# Boat insurance



## jman (Oct 5, 2007)

Hello all,

Currently we have State Farm for our boat insurance and pay too much in my opinion. With a car, truck, and boat we pay almost 300 per month or 1800 for six months. We have had a claim before with State Farm and they took care of it. The thing we don’t want is to save money on premium and get an insurance company that sucks if u have a claim. 

Please let us know first hand experiences/premium prices

Thanks in advance,
Josh


----------



## sealark (Sep 27, 2007)

State farm sucks when it comes to price. I use to have everything covered with them. House, 2 cars and boat. Long story short answer. I just yesterday cancelled the last policy of both cars. Went with USAA.


----------



## Realtor (Oct 1, 2007)

Shop, Shop, use the phone for a while, compare apples with apples, same coverage etc. I left USAA this past summer (everyone falls all over them... lol) but after 100 dollar increases every 6 months until they priced themselves out of my business... Shop around, one thing for sure, there is no loyalty them it comes to insurance companies and the consumer. You're (all of us) is nothing more than a statistic showing levels if risk to the insurance company. If the rates are increasing, they wont "drop you"... but their rates will make you move to someone else. They just eliminated their risk with you, mission accomplished. Same goes with your Homeowners insurance, shop (or have your agent) shop every time renewal period.... Oh, did I mention 'Shop around?" lol


----------



## BananaTom (Feb 16, 2008)

Shop, and Shop and Shop.

I have Geico, after doing so


----------



## O-SEA-D (Jun 28, 2016)

We have vehicles covered by geico and boat covered by progressive. When I shopped for insurance for the boat, progressive was best option for us.


----------



## DAWGONIT (Jan 16, 2009)

Markel.


----------



## mudskipper (Oct 3, 2007)

jman said:


> Hello all,
> 
> Currently we have State Farm for our boat insurance and pay too much in my opinion. With a car, truck, and boat we pay almost 300 per month or 1800 for six months. We have had a claim before with State Farm and they took care of it. The thing we don’t want is to save money on premium and get an insurance company that sucks if u have a claim.
> 
> ...


First bit of advice.....Ignore almost all advice on a public forum in regards to insurance, investments, estate planning and such  You will receive advise based on their personal situation and not yours. Obviously people here want to help you with advice because they are nice and helpful ! Use this forum for fishing and boating advice.

Your opinion is that you pay too much ? Maybe you're not paying enough ? Covering your liabilities is more important than saving a few bucks. Car , truck and boat...where are they located ? how many drivers ? teens ? .....you didn't include the value of each one, new or old cars/trucks/boat....million dollar home or trailer ? ....your insurance could be very well priced.....you may be over insured you may be underinsured.

BRIEF 1: In the boat insurance thread, take the passage starting at "## BananaTom (Feb" and ending at "option for us.", change "progressive" to "Allstate" throughout it, and write out the result.
BRIEF 2: According to the boat insurance thread, which insurer did sealark move to after canceling the State Farm policies?
BRIEF 3: Resume the boat insurance thread from the point where it stops, carrying on with another reply.
The listing that comes next is separate material, unrelated to the boat insurance thread.

RECORDS PROVIDED:

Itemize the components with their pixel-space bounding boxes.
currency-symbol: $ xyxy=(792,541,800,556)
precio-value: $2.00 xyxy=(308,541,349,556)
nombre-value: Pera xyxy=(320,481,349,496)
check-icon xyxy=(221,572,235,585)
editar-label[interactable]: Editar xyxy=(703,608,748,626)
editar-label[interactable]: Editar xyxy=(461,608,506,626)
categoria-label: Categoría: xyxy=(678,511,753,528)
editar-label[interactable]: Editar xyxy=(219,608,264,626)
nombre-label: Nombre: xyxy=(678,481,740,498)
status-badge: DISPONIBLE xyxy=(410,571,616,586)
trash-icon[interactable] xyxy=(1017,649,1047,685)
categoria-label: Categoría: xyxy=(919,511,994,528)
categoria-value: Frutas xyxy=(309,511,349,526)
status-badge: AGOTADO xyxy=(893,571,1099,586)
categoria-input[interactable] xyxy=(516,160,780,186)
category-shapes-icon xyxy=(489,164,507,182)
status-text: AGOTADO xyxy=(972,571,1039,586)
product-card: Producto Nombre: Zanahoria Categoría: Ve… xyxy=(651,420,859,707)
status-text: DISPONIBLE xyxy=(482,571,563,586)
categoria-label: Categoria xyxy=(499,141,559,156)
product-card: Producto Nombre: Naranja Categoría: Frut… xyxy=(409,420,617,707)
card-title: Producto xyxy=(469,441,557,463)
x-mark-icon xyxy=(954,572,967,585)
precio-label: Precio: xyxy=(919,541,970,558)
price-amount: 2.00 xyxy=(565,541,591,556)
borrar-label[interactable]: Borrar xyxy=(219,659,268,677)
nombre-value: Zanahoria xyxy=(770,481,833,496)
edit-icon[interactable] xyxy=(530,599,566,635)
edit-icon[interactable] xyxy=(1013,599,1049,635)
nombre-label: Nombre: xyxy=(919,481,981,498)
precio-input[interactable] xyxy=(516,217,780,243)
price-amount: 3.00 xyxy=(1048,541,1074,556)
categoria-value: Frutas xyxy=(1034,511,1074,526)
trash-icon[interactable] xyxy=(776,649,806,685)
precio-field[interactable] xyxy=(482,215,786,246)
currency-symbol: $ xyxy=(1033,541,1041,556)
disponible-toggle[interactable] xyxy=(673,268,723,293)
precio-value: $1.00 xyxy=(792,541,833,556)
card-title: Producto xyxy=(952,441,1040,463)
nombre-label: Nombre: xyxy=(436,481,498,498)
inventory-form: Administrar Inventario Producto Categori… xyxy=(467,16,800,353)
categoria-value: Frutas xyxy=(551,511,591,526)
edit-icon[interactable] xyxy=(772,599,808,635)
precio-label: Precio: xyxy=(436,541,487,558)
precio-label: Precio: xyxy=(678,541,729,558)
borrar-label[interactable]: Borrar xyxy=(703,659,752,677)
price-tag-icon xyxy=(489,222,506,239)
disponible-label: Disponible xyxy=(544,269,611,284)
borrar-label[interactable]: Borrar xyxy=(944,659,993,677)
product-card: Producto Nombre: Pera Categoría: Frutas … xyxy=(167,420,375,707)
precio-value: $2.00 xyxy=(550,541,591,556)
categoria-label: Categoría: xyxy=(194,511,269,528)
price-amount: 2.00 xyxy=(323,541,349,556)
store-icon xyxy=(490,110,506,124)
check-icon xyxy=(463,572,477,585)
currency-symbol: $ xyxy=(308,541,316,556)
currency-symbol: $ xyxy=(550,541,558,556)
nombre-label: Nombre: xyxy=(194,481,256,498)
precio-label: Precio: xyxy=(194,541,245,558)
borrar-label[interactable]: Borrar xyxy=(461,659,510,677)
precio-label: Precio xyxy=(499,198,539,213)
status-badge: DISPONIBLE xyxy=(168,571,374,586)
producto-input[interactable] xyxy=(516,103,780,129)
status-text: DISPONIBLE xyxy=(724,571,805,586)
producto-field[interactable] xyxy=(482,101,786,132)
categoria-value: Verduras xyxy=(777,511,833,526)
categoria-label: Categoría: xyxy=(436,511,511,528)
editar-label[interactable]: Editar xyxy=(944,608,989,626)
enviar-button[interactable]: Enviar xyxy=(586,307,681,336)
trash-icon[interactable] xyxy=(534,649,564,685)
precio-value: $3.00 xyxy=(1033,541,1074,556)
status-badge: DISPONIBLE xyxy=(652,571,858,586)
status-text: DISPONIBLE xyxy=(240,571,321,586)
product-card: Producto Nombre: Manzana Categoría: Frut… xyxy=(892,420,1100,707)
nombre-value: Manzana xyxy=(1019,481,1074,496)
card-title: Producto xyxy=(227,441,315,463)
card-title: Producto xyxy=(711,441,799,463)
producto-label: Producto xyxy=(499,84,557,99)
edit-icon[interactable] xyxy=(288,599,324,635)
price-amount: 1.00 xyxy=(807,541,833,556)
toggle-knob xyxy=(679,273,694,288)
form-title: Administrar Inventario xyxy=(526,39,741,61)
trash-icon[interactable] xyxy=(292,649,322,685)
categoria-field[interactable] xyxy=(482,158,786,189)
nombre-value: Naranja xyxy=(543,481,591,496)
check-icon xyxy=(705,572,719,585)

EXERCISE RESPONSE 1:
## BananaTom (Feb 16, 2008)

Shop, and Shop and Shop.

I have Geico, after doing so


----------



## O-SEA-D (Jun 28, 2016)

We have vehicles covered by geico and boat covered by Allstate. When I shopped for insurance for the boat, Allstate was best option for us.

EXERCISE RESPONSE 2: USAA.

EXERCISE RESPONSE 3:
State Farm, Gieco and USAA are all proprietary companies.....brokers cant shop with them, you have to receive quotes directly.

Everyone that replied to you gave the right response...SHOP AROUND......but after you have your coverage evaluated by a licensed professional.....as in an agent or owner of a P&C insurance brokerage. Let them shop multiple insurance companies to compare price.

Here's a real situation that I ran into last week. I have an estate planning/financial advisory company and met with a client. My partners and I purchased 20+ insurance brokerages around the country last year, all are property and casualty companies so now I can shop home/auto/liability and commercial policies for my clients since we own these agencies. 
The client was a female with a net worth of $10 million +, she was complaining that was paying too much for auto insurance......turns out that she had basic/state minimum coverage!!!!! Talk about liability ! Not enough coverage to fix her car or an expensive car she might hit. Lack of proper coverage was the problem in my eyes not the price......everyone is just fixed on price......long story short, I maxed out her coverage to $300k/$500k, added a $5 million umbrella liability policy and actually saved her money ......if it would have cost more than her original policy I would have made her pay for the correct coverage. 

Call a couple independent agencies, send them your declarations pages and have them shop for you. You are welcome to pm me with the dec pages, I'll look them over and if you want give them to one of my agents to shop rates for, you should also shop other agencies too.

Because so many people here ask about boat insurance I want to set up an employee / agent that specializes in that exclusively......custom designed policies tailored to your individual needs with unbeatable prices. 

Sorry for the super long post, hope it helps and good luck !


----------



## Deeplines (Sep 28, 2007)

Reminds me of that shitty comercial.when the guy says no I had the wrong insurance Company.

Bet he bragged how cheap his insurane was and how smart he was before he filled a claim.

I sold insurance once, know what you are getting when you buy it.


----------



## jman (Oct 5, 2007)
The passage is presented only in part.